Oceniamy Polaków za mecz z Niemcami: To był ich wieczór! Glik twardy jak skała, Szczęsny legendarny jak Tomaszewski

Przemysław Drewniak
To był niezapomniany wieczór na Stadionie Narodowym. Prowadzona przez Adama Nawałkę reprezentacja Polski wzniosła się na wyżyny swoich możliwości i pierwszy raz w historii pokonała piłkarską reprezentację Niemiec. Do historycznej wygranej przyczynił się każdy z obecnych na boisku, ale naszym zdaniem na najwyższe oceny za swoje występy zasłużyli Wojciech Szczęsny i Kamil Glik. Obaj spisali się perfekcyjnie, zatrzymując ofensywę aktualnych mistrzów świata.

Wojciech Szczęsny – 10 Andrzej Woźniak miał swój mecz z Francją w Paryżu, Jan Tomaszewski z Anglią w Londynie, a Szczęsny z Niemcami na Narodowym. Bramkarz Arsenalu chyba nałożył klej na rękawice, bo bronił bezbłędnie, zatrzymując nawet najgroźniejsze strzały rywali. Sprzyjała mu też fortuna, bo Niemcy kilka razy uderzali prosto w niego, a po próbie Podolskiego piłka trafiła w poprzeczkę. Ale przecież bez szczęścia nie byłoby legendarnych występów Polaków na Parc des Princes i Wembley. Ten Szczęsnego też zapamiętamy na długie lata.

Łukasz Piszczek – 8 Miał ręce pełne roboty, bo Niemcy nieco częściej atakowali lewą stroną. W pierwszej połowie zagapił się, dopuszczając do stuprocentowej sytuacji Bellarabiego, ale był to jego jedyny poważniejszy błąd. Wielokrotnie ratował Polaków, przerywając akcje rywali w kluczowych momentach. Często był również tym, który rozpoczynał kontrataki biało-czerwonych. Swój bardzo dobry występ podkreślił perfekcyjną asystą na głowę Milika. Po odejściu Lahma Niemcy z zazdrością mogą patrzeć na prawą obronę Polaków.

Kamil Glik – 10 Bez wątpienia najlepszy występ stopera z Jastrzębia-Zdroju w reprezentacji Polski. Był jak skała, której Niemcy za nic nie potrafili rozbić. Krył rywali krótko, agresywnie, z ogromnym poświęceniem blokował też ich strzały. Nareszcie przełożył na reprezentację to, czego nauczył się z występów we włoskiej Serie A. Zagrał po profesorsku.

Łukasz Szukała – 7 Nie tak spektakularny i bezbłędny jak Glik, ale również może zaliczyć ten występ do udanych. Na ogół dobrze się ustawiał, wygrywał pojedynki główkowe i walczył za dwóch. Miewał momenty, gdy gubił krycie i brakowało mu zrozumienia z partnerami, ale z większości starć wychodził obronną ręką.

### Polecenie
Wyjaśnij na podstawie artykułu, dlaczego Łukasz Piszczek miał w tym meczu „ręce pełne roboty”. Zmieść odpowiedź w jednym do trzech zdań.

### Dostarczony materiał
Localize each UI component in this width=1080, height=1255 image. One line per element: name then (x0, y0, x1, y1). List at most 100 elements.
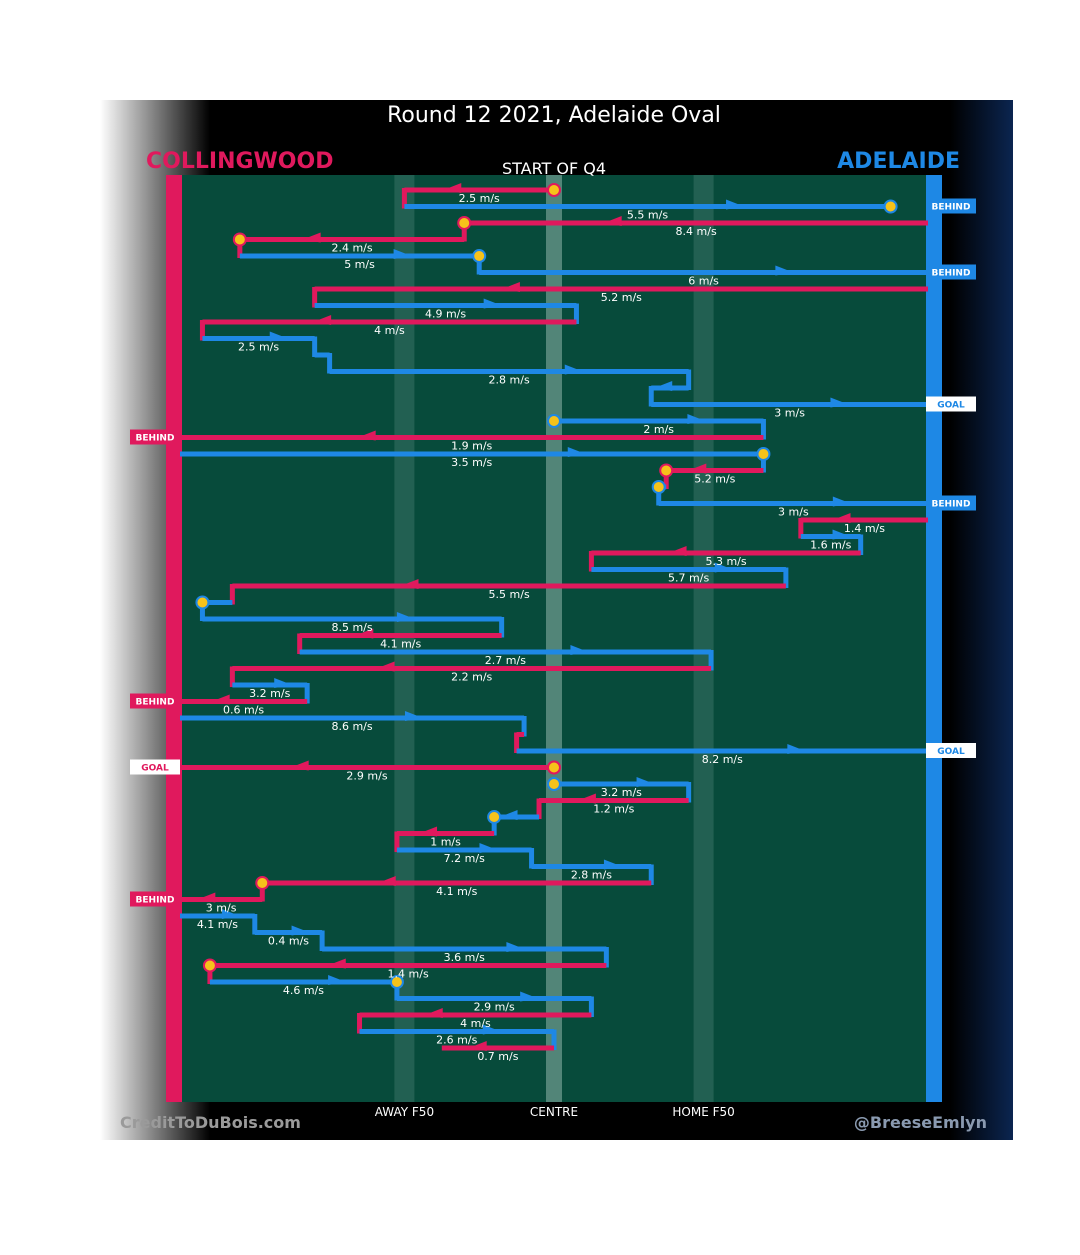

### Odpowiedź
Łukasz Piszczek miał dużo pracy, ponieważ Niemcy nieco częściej atakowali lewą stroną.